Stored records:

* * *

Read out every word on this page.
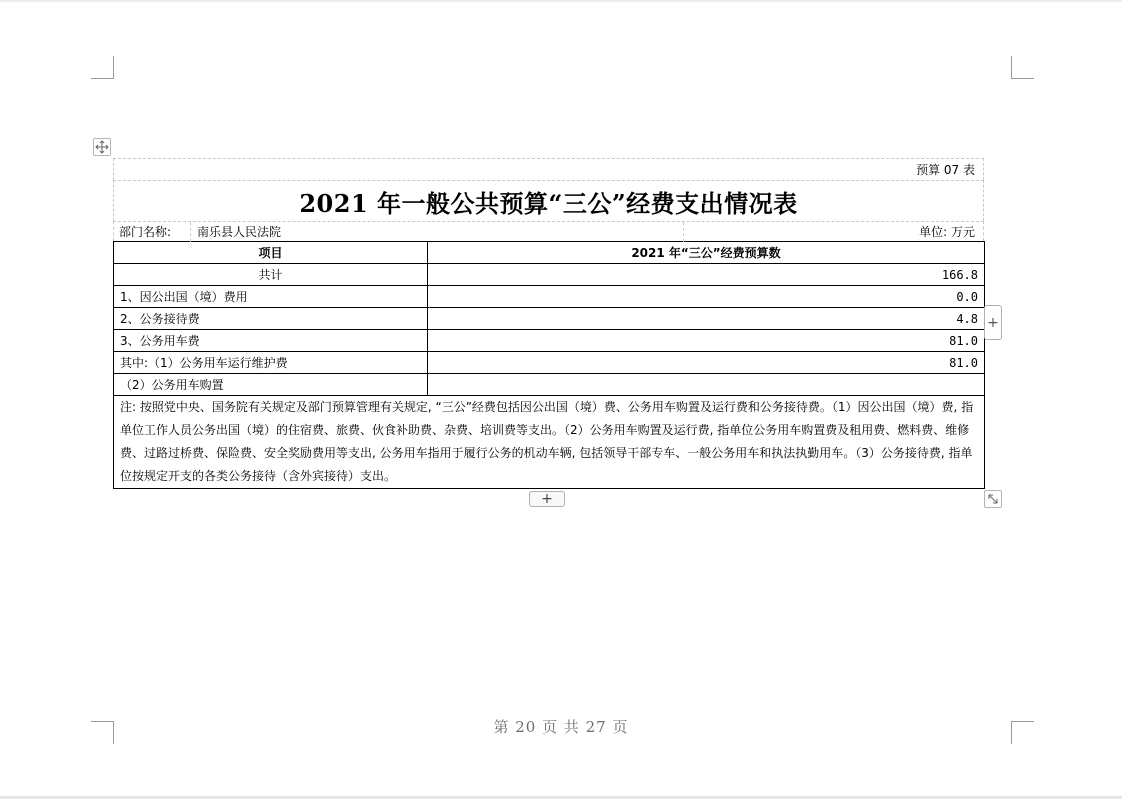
预算 07 表
2021 年一般公共预算“三公”经费支出情况表
部门名称:	南乐县人民法院	单位: 万元
项目	2021 年“三公”经费预算数
共计	166.8
1、因公出国（境）费用	0.0
2、公务接待费	4.8
3、公务用车费	81.0
其中:（1）公务用车运行维护费	81.0
（2）公务用车购置	
注: 按照党中央、国务院有关规定及部门预算管理有关规定, “三公”经费包括因公出国（境）费、公务用车购置及运行费和公务接待费。（1）因公出国（境）费, 指单位工作人员公务出国（境）的住宿费、旅费、伙食补助费、杂费、培训费等支出。（2）公务用车购置及运行费, 指单位公务用车购置费及租用费、燃料费、维修费、过路过桥费、保险费、安全奖励费用等支出, 公务用车指用于履行公务的机动车辆, 包括领导干部专车、一般公务用车和执法执勤用车。（3）公务接待费, 指单位按规定开支的各类公务接待（含外宾接待）支出。	
+
+
第 20 页 共 27 页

* * *

WORK INSTRUCTIONS:
Quote all the records verbatim, dropping any pictures from your copy.

TASK SOLUTION:
Read out every word on this page.
预算 07 表
2021 年一般公共预算“三公”经费支出情况表
部门名称:	南乐县人民法院	单位: 万元
项目	2021 年“三公”经费预算数
共计	166.8
1、因公出国（境）费用	0.0
2、公务接待费	4.8
3、公务用车费	81.0
其中:（1）公务用车运行维护费	81.0
（2）公务用车购置	
注: 按照党中央、国务院有关规定及部门预算管理有关规定, “三公”经费包括因公出国（境）费、公务用车购置及运行费和公务接待费。（1）因公出国（境）费, 指单位工作人员公务出国（境）的住宿费、旅费、伙食补助费、杂费、培训费等支出。（2）公务用车购置及运行费, 指单位公务用车购置费及租用费、燃料费、维修费、过路过桥费、保险费、安全奖励费用等支出, 公务用车指用于履行公务的机动车辆, 包括领导干部专车、一般公务用车和执法执勤用车。（3）公务接待费, 指单位按规定开支的各类公务接待（含外宾接待）支出。	
+
+
第 20 页 共 27 页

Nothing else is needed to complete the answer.